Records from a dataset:
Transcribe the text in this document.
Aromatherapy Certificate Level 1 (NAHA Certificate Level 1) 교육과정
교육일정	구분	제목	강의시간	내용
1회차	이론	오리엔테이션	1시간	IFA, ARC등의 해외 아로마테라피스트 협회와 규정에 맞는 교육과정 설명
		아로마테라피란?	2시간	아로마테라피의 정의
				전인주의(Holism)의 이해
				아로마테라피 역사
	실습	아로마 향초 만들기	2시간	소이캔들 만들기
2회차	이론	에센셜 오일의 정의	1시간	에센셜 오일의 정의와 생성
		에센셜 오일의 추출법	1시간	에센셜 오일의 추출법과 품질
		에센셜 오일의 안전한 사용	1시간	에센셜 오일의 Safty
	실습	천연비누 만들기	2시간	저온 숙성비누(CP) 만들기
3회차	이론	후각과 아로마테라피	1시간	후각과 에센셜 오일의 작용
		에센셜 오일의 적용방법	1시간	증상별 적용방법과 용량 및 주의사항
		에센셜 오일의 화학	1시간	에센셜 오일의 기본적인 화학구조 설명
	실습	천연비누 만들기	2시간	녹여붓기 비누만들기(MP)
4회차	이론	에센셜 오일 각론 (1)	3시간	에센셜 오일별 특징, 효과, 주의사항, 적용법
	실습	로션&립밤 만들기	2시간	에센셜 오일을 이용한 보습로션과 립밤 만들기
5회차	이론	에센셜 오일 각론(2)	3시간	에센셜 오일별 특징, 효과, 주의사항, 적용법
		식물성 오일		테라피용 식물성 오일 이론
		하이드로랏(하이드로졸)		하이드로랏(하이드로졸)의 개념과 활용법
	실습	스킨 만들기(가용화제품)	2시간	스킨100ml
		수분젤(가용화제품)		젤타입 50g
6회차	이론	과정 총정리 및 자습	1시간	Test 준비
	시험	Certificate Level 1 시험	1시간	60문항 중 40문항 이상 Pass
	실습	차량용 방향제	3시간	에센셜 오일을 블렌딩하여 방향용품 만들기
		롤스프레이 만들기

#### [WRITTEN INSTRUCTION]
Isolate the lines above that contain the word "Certificate" and copy them.

#### [RESULT]
Aromatherapy Certificate Level 1 (NAHA Certificate Level 1) 교육과정
	시험	Certificate Level 1 시험	1시간	60문항 중 40문항 이상 Pass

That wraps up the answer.